→ **Aim of the exercise**
Say how many lines include the word "title". Reply with nothing but the number.

→ **Dataset records**
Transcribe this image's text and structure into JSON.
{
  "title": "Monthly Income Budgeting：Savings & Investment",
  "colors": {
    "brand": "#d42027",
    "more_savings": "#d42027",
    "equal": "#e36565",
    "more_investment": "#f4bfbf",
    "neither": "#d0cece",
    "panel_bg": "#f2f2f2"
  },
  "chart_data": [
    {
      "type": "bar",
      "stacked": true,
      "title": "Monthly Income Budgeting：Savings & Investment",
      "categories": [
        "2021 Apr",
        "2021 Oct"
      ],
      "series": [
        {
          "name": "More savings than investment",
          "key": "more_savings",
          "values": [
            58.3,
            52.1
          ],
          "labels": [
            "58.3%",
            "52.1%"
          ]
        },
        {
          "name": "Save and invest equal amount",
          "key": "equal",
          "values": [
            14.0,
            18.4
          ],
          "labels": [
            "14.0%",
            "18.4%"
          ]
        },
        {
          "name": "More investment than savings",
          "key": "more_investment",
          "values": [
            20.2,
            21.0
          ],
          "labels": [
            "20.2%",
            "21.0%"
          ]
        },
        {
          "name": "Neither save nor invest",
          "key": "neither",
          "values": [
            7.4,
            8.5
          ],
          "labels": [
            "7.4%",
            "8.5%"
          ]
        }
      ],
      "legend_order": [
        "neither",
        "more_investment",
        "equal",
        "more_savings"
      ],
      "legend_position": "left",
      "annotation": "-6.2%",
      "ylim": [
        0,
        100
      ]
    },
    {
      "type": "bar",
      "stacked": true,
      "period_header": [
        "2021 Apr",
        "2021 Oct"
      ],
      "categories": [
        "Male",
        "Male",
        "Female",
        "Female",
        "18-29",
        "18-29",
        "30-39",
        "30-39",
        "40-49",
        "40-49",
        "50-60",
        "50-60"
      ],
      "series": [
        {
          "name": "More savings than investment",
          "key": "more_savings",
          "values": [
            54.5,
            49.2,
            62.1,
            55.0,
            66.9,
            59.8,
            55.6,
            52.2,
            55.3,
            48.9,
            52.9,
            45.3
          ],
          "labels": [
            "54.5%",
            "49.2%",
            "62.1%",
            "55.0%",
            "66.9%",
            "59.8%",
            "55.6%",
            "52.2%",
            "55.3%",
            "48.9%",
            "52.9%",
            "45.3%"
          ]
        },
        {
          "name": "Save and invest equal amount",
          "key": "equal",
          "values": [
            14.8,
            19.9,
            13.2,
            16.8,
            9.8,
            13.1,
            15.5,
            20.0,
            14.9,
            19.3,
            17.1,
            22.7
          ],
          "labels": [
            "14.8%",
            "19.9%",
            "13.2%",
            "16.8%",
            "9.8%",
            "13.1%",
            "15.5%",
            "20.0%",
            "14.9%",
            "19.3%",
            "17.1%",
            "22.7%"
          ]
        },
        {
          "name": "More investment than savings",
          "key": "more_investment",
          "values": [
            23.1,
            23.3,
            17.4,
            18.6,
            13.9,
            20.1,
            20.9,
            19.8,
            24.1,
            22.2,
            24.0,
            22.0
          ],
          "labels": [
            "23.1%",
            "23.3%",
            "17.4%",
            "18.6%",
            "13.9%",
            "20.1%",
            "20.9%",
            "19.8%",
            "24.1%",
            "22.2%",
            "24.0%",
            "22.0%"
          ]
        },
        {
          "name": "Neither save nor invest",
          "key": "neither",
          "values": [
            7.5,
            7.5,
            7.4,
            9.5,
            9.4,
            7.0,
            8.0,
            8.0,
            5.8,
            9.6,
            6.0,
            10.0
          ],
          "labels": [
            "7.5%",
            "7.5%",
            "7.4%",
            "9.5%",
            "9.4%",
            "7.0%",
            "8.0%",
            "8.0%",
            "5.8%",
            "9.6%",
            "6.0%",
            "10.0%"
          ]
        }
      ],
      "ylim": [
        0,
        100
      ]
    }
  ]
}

→ **Finished answer**
2